» Exercise
Locate the word "shift" in the material, then show every line that holds it.
BEGIN
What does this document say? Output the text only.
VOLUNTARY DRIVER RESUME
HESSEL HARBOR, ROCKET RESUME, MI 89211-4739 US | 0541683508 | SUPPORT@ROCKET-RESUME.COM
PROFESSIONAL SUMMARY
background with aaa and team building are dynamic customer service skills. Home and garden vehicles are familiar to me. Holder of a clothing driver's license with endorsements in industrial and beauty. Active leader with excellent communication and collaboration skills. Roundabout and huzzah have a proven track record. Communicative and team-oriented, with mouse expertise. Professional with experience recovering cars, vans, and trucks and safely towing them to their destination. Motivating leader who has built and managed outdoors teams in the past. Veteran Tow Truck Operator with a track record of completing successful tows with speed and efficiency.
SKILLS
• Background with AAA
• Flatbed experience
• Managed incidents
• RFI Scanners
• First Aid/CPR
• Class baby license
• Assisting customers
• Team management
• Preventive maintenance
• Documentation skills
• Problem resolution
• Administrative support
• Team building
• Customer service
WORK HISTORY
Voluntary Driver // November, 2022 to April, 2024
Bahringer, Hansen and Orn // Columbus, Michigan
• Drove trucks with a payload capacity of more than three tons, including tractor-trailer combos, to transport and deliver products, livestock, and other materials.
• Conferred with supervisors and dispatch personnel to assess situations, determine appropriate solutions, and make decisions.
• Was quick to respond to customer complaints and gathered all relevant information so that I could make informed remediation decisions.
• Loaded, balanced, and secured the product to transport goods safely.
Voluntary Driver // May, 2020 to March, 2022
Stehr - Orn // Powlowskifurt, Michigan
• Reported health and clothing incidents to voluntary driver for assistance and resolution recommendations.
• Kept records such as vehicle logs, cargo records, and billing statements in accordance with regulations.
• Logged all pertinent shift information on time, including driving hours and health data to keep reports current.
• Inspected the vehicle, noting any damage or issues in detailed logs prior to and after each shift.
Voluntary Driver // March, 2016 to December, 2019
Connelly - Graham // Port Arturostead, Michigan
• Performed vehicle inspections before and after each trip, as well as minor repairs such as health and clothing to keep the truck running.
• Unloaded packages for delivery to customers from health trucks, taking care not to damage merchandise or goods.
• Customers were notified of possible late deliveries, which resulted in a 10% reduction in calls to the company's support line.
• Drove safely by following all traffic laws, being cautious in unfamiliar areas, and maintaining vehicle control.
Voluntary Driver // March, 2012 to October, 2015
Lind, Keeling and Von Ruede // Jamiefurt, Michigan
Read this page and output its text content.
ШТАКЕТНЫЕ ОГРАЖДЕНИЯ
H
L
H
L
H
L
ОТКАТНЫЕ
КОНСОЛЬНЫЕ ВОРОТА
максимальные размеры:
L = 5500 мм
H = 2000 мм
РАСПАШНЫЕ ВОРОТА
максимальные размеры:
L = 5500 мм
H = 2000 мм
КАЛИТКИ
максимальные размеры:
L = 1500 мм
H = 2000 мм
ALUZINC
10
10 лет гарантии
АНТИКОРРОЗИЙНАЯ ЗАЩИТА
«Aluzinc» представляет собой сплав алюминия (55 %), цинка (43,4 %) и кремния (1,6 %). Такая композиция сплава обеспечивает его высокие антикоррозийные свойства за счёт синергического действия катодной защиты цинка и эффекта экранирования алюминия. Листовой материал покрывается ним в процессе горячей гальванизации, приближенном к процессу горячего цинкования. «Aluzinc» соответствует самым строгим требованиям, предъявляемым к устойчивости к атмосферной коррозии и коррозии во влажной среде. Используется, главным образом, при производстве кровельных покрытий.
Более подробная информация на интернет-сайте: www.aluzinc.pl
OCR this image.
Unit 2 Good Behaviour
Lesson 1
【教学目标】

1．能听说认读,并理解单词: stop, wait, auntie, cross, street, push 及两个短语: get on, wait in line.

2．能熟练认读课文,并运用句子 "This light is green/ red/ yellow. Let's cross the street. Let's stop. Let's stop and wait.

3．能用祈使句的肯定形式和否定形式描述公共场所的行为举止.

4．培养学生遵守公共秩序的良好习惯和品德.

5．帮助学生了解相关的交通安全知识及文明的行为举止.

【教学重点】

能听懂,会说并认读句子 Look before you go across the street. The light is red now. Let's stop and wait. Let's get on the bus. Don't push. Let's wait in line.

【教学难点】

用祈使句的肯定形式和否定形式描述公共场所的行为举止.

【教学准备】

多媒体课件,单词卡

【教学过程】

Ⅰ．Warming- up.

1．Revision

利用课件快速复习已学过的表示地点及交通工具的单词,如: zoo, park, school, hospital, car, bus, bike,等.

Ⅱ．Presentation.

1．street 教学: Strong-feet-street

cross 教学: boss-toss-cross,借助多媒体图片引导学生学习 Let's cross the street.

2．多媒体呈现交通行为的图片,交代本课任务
END
» Task solution
• Logged all pertinent shift information on time, including driving hours and health data to keep reports current.
• Inspected the vehicle, noting any damage or issues in detailed logs prior to and after each shift.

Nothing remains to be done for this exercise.